=== TASK INPUTS ===

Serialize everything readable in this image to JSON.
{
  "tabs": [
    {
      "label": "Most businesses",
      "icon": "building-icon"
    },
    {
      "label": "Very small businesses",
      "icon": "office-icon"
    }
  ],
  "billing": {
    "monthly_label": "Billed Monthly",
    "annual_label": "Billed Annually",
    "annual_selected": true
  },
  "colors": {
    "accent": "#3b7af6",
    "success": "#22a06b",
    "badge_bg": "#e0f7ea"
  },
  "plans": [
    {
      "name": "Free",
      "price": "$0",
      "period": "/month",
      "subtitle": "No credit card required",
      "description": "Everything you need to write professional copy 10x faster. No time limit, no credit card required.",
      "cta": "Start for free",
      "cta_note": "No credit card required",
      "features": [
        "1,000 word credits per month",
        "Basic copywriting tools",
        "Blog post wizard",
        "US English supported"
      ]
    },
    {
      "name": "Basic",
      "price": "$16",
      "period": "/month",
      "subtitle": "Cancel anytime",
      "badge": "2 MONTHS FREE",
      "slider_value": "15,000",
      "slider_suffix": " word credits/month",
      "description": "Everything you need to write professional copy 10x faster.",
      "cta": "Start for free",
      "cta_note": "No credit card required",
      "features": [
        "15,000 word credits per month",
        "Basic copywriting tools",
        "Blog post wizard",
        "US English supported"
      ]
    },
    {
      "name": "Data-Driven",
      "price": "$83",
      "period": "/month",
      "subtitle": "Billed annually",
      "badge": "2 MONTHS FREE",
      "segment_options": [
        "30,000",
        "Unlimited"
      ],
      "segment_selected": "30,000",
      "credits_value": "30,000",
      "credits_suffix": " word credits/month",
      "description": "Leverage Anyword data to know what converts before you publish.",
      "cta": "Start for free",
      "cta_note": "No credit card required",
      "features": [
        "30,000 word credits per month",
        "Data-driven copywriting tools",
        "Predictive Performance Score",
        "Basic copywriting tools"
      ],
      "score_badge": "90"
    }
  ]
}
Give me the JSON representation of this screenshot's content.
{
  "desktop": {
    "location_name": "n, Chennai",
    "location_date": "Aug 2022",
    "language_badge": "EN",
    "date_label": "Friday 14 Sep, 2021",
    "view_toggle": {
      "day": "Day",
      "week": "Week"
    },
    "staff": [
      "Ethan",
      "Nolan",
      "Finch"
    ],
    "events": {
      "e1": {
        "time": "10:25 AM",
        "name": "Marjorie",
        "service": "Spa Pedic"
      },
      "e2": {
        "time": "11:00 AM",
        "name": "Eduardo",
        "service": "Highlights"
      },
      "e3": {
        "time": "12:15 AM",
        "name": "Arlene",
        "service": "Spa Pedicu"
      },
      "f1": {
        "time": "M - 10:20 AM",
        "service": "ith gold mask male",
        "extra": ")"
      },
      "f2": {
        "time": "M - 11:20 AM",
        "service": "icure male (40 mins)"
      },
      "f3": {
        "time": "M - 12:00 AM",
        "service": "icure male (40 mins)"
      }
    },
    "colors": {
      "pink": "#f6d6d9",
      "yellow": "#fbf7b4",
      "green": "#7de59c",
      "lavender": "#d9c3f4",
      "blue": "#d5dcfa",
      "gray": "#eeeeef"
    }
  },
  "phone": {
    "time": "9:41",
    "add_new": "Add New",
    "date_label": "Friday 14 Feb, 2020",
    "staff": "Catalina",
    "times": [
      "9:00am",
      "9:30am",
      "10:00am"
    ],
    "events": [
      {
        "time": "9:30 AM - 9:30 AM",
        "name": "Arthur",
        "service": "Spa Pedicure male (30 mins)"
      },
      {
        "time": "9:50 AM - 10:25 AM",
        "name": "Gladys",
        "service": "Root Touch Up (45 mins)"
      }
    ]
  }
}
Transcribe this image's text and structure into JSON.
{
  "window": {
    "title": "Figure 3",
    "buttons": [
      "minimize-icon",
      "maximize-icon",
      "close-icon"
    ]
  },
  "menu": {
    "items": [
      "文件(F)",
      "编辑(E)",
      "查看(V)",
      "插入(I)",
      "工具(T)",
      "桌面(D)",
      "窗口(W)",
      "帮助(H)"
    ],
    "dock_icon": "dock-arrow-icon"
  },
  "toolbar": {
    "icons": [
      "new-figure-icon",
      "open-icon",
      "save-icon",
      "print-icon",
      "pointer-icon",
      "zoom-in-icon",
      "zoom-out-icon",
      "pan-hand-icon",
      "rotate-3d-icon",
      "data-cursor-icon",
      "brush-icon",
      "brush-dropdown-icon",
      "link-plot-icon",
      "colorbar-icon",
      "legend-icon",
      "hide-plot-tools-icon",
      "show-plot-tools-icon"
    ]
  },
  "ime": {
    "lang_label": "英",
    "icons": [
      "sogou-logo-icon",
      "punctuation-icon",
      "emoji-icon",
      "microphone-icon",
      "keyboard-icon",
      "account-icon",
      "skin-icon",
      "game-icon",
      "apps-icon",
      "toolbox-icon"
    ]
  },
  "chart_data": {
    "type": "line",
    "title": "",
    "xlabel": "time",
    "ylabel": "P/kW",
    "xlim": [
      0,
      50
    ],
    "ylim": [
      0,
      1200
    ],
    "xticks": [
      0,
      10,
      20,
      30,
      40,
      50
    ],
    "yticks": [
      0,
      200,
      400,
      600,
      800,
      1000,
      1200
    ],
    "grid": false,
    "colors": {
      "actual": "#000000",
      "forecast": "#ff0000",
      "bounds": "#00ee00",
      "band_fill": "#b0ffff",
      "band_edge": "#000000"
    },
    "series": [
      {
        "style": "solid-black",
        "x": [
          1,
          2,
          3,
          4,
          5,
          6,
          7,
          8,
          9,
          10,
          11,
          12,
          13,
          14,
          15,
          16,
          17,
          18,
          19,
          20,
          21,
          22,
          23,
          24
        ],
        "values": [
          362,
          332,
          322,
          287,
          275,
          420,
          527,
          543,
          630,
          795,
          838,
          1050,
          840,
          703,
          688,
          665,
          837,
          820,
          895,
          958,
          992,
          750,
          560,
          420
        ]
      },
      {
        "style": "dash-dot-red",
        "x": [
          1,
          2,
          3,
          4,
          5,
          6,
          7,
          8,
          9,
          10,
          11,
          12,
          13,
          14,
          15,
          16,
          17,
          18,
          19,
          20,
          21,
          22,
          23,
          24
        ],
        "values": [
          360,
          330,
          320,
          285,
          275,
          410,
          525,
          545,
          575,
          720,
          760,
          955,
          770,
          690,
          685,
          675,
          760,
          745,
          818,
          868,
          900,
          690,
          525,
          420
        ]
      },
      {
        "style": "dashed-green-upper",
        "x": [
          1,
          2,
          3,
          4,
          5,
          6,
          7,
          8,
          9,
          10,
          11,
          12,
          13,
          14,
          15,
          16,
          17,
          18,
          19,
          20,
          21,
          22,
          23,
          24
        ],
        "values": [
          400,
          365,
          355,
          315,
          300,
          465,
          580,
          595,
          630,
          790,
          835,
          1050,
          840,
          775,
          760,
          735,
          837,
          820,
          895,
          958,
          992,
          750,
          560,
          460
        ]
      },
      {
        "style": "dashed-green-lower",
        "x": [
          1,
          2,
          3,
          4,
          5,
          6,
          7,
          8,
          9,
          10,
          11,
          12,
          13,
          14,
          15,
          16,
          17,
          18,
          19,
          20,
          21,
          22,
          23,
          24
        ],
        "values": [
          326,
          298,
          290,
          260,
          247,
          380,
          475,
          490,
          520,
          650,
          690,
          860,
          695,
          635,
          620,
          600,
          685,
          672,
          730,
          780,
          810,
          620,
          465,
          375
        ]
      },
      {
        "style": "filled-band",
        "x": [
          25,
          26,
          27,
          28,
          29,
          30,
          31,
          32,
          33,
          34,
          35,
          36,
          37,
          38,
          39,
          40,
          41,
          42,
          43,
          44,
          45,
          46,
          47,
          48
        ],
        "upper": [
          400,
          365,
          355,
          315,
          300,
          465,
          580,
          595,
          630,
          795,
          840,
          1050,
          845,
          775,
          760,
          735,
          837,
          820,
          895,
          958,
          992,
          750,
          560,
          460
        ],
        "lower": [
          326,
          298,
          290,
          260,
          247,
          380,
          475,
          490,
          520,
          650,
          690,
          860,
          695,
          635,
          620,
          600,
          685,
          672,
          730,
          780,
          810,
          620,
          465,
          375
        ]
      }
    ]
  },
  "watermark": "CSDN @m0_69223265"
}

===

Show each line in the entries that holds the string "mins".

        "service": "icure male (40 mins)"
        "service": "icure male (40 mins)"
        "service": "Spa Pedicure male (30 mins)"
        "service": "Root Touch Up (45 mins)"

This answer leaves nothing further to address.